[Figure contents as structured data]
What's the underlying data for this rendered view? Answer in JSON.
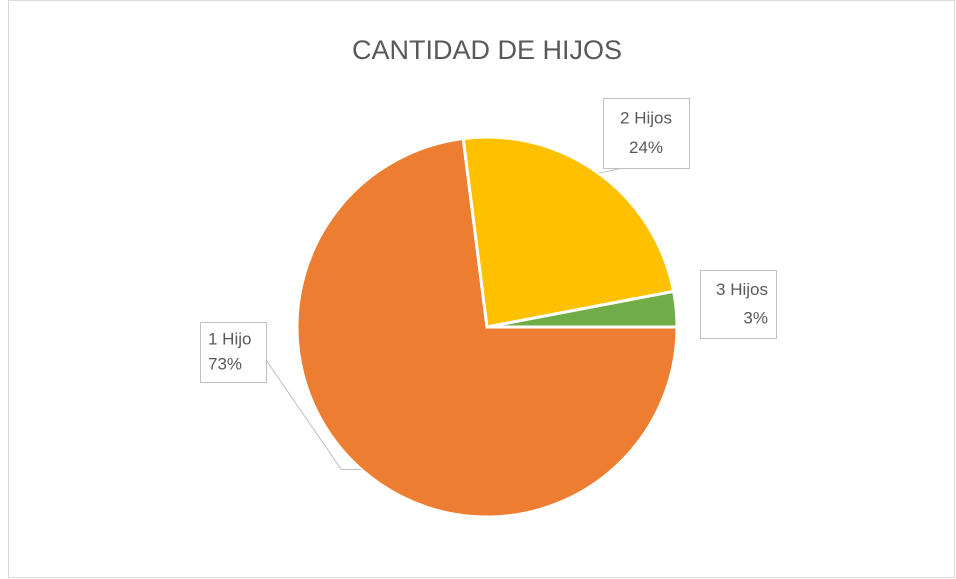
{
  "chart_data": {
    "type": "pie",
    "title": "CANTIDAD DE HIJOS",
    "categories": [
      "1 Hijo",
      "2 Hijos",
      "3 Hijos"
    ],
    "values": [
      73,
      24,
      3
    ],
    "value_labels": [
      "73%",
      "24%",
      "3%"
    ],
    "colors": [
      "#ed7d31",
      "#ffc000",
      "#70ad47"
    ]
  }
}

OBJECTIVE ->
Every record above must be given again exactly; drop the pictures.

OUTPUT FOR THIS EXERCISE ->
What's the underlying data for this rendered view? Answer in JSON.
{
  "chart_data": {
    "type": "pie",
    "title": "CANTIDAD DE HIJOS",
    "categories": [
      "1 Hijo",
      "2 Hijos",
      "3 Hijos"
    ],
    "values": [
      73,
      24,
      3
    ],
    "value_labels": [
      "73%",
      "24%",
      "3%"
    ],
    "colors": [
      "#ed7d31",
      "#ffc000",
      "#70ad47"
    ]
  }
}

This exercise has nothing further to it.